> [Extract provided]:
%%
6 things you (probably) didn’t know about the cloud
Even though you’re probably already using the cloud, it might be time to make a conscious decision to switch to cloud computing.
You’ve probably heard of cloud computing, but how much do you really know about it? Even regular users of the cloud are often unaware of how it works behind the scenes. By learning more about it, however, you’ll have the chance to realize its potential.
By doing so, you can maximize your use of the cloud, increase security and transform your tech setup. To get started, take a look at these six things you (probably) didn’t know about the cloud:
1. You’re Already Using It
If you’re a frequent internet user, there’s a good chance that you’re using the cloud, even if it’s not intentional. If you store documents in a Google Drive or keep photos safe in a OneDrive folder, it’s the cloud that enables you to access these platforms.
Many of the most popular applications and platforms are already cloud-based, which means that the majority of people use the cloud on a regular basis. Apple iCloud, Yahoo Mail, Netflix, Dropbox, and Amazon Cloud Drive are all cloud-based solutions that are used by billions of people worldwide, which highlights just how integrated the cloud is to our everyday tech habits.
2. Software Can Be Installed in the Cloud
People often assume that the cloud can only be used for digital storage, but this isn’t the case. While storing data in the cloud, rather than on a hard drive, frees up space on your computer and enables you to access it from any location, there are other uses for the cloud.
When you install software in the cloud, for example, you can access the platforms you need without installing them on a particular device, such as a laptop, or on a local network. This means that you won’t have taken up critical storage space with installation files and you won’t necessarily need a high-end computer to run programs that typically require lots of resources.
%%
> [What to do]:
**1)** According to the article on the cloud, which cloud-based solutions are used by billions of people worldwide?
**2)** In the article on the cloud, rewrite the part that opens with the words containing "You’ve probably heard" and closes with "access these platforms.", changing "OneDrive folder" to "Dropbox folder".

> [Data records]:
%%
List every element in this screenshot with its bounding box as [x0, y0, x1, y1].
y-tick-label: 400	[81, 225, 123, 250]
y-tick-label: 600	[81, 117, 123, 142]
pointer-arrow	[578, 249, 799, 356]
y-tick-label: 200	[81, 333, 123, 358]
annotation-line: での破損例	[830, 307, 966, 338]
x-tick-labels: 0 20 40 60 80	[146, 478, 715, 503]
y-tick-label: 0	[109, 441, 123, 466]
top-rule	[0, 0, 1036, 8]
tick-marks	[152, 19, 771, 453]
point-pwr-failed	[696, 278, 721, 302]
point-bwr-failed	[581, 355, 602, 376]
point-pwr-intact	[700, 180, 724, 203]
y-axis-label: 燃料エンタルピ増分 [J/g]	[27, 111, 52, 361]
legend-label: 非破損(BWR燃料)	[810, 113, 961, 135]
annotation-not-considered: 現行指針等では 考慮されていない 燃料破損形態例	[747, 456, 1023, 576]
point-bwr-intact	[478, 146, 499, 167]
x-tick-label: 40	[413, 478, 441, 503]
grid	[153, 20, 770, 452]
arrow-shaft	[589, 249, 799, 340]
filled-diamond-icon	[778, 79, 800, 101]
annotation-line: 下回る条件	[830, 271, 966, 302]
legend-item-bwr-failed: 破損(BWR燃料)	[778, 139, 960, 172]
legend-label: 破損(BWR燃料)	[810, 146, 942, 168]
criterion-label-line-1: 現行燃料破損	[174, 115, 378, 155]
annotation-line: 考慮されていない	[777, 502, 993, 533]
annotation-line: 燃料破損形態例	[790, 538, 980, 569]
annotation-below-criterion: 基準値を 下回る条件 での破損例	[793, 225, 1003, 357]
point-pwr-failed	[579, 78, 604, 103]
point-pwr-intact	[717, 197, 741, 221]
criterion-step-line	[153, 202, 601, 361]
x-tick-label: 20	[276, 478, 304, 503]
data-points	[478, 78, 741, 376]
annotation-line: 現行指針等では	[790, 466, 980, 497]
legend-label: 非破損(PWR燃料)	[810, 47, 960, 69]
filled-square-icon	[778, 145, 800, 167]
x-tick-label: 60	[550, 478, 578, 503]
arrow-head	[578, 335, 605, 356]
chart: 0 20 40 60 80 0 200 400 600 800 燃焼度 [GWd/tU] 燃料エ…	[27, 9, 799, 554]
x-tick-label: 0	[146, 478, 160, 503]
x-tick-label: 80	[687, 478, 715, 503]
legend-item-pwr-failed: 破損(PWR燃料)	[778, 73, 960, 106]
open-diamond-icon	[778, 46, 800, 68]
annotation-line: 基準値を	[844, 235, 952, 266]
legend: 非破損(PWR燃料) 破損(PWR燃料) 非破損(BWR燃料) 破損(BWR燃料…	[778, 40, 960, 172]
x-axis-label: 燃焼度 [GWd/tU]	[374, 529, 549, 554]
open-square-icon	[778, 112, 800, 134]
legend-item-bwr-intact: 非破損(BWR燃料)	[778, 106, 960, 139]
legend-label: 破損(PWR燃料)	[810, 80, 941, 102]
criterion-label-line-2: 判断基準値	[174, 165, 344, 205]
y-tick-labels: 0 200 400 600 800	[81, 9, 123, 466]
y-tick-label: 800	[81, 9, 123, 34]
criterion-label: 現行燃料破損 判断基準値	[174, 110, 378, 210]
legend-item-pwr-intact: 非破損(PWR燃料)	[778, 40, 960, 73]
%%
> [Replies]:
**1)** Apple iCloud, Yahoo Mail, Netflix, Dropbox, and Amazon Cloud Drive.

**2)**
You’ve probably heard of cloud computing, but how much do you really know about it? Even regular users of the cloud are often unaware of how it works behind the scenes. By learning more about it, however, you’ll have the chance to realize its potential.
By doing so, you can maximize your use of the cloud, increase security and transform your tech setup. To get started, take a look at these six things you (probably) didn’t know about the cloud:
1. You’re Already Using It
If you’re a frequent internet user, there’s a good chance that you’re using the cloud, even if it’s not intentional. If you store documents in a Google Drive or keep photos safe in a Dropbox folder, it’s the cloud that enables you to access these platforms.